>> Begin

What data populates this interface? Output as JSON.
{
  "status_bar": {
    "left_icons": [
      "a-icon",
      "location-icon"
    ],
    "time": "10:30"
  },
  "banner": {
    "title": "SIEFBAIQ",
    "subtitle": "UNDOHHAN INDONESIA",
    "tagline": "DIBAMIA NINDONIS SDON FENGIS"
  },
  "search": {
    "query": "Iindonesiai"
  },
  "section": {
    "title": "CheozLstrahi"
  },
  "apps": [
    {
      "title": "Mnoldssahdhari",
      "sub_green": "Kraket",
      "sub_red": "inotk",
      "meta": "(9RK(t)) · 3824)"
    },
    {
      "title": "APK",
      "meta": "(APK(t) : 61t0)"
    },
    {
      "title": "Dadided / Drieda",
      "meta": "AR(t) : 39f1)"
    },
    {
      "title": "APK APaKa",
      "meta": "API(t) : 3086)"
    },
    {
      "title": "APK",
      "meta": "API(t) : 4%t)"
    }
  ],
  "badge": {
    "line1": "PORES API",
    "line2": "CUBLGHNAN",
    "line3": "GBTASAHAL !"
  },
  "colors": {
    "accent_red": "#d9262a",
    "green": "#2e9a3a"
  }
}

>> End
>> Begin

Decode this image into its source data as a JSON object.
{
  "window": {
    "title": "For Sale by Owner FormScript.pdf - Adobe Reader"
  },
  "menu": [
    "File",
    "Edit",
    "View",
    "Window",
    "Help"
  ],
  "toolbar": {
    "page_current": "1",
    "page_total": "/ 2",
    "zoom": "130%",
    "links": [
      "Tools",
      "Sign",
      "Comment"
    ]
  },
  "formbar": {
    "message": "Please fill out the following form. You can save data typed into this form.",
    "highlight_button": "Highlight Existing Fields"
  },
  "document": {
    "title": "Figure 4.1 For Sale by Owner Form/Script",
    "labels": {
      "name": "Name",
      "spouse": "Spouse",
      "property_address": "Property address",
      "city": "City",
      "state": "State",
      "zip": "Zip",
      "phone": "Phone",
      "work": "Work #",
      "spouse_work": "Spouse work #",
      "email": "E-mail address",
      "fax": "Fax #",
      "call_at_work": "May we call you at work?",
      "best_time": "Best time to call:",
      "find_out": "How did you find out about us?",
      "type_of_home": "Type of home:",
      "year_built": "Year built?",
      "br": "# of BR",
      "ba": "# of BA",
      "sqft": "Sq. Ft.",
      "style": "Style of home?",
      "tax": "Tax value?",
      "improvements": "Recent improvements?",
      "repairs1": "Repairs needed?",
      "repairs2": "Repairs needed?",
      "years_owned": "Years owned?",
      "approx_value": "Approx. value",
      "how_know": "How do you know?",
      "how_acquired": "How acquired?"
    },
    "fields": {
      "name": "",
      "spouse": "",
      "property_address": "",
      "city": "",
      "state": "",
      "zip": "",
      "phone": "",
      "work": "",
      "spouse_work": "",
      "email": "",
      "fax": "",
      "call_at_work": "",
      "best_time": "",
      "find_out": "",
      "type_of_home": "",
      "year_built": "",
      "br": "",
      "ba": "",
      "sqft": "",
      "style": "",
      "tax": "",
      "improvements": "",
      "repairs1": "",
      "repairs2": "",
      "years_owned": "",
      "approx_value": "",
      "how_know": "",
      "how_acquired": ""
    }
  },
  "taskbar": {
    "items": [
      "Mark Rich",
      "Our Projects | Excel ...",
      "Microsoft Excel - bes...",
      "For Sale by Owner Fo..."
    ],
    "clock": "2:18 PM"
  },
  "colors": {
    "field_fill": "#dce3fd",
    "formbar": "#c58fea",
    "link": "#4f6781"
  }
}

>> End
>> Begin

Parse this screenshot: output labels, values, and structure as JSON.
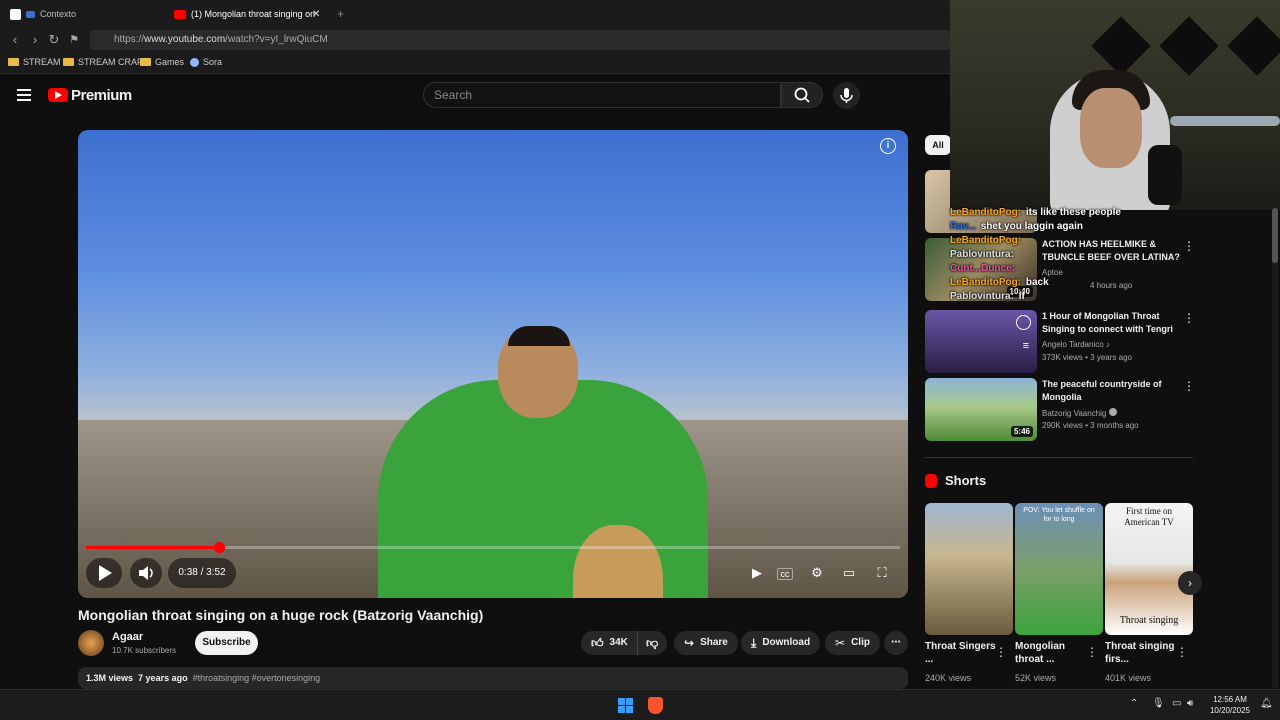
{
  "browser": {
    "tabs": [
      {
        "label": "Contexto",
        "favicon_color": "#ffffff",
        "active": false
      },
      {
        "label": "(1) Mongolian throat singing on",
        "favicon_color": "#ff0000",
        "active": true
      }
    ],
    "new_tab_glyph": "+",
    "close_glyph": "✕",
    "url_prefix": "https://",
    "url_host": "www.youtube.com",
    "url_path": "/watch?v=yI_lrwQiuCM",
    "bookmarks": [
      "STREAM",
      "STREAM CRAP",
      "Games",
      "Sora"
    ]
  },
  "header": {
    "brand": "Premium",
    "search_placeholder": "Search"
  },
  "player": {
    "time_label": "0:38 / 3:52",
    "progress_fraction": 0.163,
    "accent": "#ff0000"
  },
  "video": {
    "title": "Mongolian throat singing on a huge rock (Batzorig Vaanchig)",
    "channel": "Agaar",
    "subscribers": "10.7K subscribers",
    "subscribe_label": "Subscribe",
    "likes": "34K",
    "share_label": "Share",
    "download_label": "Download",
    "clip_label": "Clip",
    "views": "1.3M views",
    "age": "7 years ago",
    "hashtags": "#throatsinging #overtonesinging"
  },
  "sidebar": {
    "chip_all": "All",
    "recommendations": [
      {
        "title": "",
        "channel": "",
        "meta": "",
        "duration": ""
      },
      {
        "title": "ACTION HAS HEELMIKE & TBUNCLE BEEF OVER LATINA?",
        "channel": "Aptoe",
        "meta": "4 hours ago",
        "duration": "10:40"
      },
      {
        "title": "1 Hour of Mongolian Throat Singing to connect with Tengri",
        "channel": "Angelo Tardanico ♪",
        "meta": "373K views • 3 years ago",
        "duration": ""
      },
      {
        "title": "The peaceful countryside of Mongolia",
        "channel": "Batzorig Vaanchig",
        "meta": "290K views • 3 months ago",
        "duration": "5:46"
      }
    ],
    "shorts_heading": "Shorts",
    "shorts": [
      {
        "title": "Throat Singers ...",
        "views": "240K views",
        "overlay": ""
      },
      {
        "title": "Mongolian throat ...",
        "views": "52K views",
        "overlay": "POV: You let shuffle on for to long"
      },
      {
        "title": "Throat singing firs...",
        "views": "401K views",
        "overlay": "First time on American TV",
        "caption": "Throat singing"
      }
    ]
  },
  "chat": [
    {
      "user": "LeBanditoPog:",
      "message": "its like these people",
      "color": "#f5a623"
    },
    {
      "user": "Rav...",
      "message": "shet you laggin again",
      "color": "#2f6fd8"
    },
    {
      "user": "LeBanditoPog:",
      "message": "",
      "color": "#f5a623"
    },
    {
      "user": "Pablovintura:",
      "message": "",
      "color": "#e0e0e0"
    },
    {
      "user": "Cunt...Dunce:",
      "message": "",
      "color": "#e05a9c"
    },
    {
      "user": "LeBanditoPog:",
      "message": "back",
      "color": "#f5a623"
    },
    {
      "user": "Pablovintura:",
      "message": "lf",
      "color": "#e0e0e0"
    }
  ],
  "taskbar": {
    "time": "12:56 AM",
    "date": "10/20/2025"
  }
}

>> End

§ Aim of the task:
The lines to collect are those holding the string "message"; copy them all.

§ Response to this task:
    "message": "Please fill out the following form. You can save data typed into this form.",
      "message": "its like these people",
      "message": "shet you laggin again",
      "message": "",
      "message": "",
      "message": "",
      "message": "back",
      "message": "lf",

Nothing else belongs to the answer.